--- SUPPLIED MATERIAL ---

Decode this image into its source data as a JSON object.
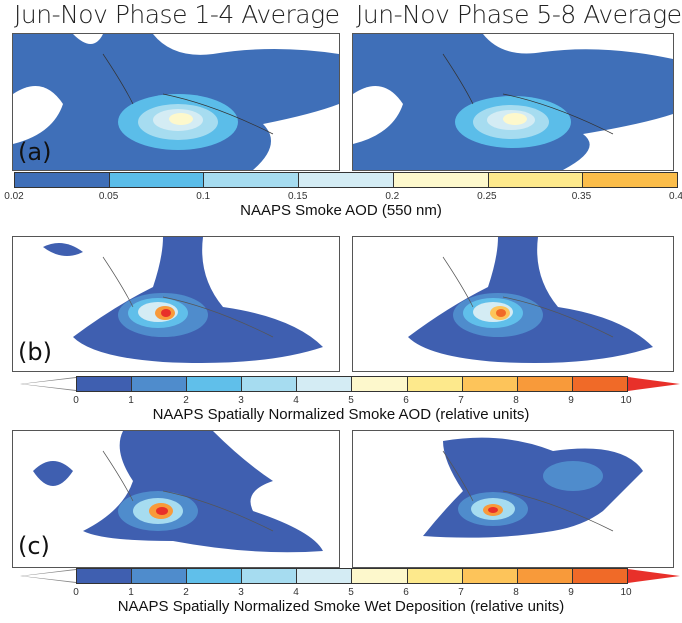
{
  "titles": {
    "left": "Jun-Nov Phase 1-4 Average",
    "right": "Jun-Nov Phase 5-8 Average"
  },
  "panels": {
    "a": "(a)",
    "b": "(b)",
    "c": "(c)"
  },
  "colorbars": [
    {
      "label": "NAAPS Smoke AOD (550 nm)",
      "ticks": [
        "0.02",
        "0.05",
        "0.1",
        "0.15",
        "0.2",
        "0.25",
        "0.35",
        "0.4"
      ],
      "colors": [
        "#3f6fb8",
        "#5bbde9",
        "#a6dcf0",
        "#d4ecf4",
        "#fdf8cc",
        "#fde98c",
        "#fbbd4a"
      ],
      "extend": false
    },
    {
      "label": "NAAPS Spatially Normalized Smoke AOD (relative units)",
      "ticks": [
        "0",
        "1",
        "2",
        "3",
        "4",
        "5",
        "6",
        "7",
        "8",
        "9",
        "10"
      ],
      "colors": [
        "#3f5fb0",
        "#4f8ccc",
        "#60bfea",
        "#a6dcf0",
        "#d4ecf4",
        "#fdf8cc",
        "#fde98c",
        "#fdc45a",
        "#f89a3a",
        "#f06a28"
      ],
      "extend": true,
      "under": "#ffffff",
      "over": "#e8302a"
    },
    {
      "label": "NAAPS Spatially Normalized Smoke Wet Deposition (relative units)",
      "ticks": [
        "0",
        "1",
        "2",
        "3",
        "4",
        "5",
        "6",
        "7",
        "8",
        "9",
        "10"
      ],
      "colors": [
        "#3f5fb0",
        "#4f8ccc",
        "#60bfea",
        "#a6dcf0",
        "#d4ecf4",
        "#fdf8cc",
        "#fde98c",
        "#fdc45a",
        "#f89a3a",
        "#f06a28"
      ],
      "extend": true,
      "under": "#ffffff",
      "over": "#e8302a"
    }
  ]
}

---
--- SUPPLIED MATERIAL ---

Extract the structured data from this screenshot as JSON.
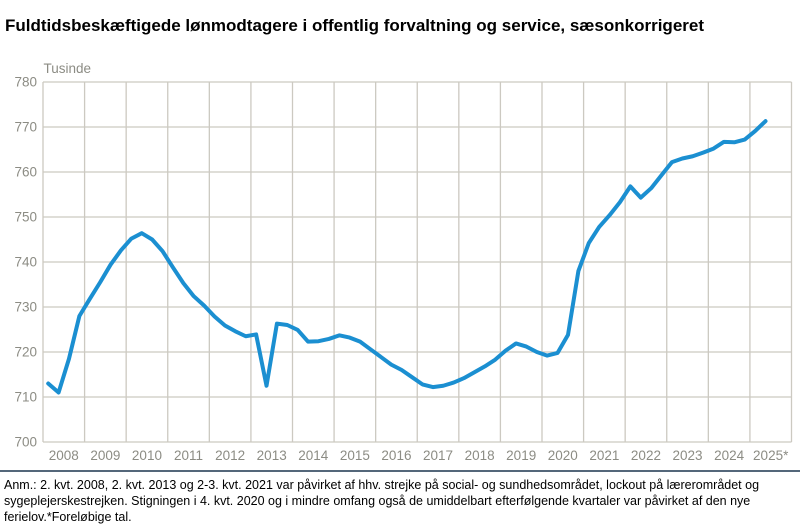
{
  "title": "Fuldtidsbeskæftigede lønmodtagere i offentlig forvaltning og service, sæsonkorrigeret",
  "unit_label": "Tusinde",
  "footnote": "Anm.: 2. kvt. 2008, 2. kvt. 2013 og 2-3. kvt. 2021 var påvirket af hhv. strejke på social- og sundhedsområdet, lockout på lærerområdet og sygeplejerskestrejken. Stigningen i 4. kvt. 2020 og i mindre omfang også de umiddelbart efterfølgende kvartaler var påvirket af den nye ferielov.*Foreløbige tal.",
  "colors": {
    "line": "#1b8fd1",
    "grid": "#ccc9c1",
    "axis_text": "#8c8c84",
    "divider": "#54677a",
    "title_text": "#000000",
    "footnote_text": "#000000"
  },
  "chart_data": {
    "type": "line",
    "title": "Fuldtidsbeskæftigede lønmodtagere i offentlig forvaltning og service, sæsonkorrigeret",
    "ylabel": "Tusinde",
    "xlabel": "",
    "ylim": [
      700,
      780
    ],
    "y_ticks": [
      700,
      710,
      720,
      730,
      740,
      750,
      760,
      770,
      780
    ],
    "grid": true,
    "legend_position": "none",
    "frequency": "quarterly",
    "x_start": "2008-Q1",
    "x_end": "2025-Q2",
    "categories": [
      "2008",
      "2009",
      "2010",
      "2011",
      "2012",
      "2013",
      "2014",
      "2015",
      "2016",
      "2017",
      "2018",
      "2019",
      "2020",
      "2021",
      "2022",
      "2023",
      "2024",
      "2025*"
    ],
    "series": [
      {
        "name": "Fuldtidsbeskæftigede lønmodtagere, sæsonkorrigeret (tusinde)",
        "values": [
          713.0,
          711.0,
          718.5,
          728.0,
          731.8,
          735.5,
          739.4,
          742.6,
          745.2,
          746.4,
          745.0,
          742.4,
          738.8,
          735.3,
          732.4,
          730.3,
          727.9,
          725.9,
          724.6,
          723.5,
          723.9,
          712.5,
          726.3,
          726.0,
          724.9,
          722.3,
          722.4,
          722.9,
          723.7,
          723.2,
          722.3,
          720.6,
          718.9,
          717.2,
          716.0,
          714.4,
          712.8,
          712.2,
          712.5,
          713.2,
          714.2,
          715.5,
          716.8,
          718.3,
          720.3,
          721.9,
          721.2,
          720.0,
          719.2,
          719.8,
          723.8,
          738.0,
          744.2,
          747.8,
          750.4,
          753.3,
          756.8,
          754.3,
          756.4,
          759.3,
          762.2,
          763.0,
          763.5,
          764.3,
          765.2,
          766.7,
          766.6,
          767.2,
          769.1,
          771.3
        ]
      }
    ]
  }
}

---

From the records above, copy every line that holds the word "Smoke".

§ SOLUTION:
      "label": "NAAPS Smoke AOD (550 nm)",
      "label": "NAAPS Spatially Normalized Smoke AOD (relative units)",
      "label": "NAAPS Spatially Normalized Smoke Wet Deposition (relative units)",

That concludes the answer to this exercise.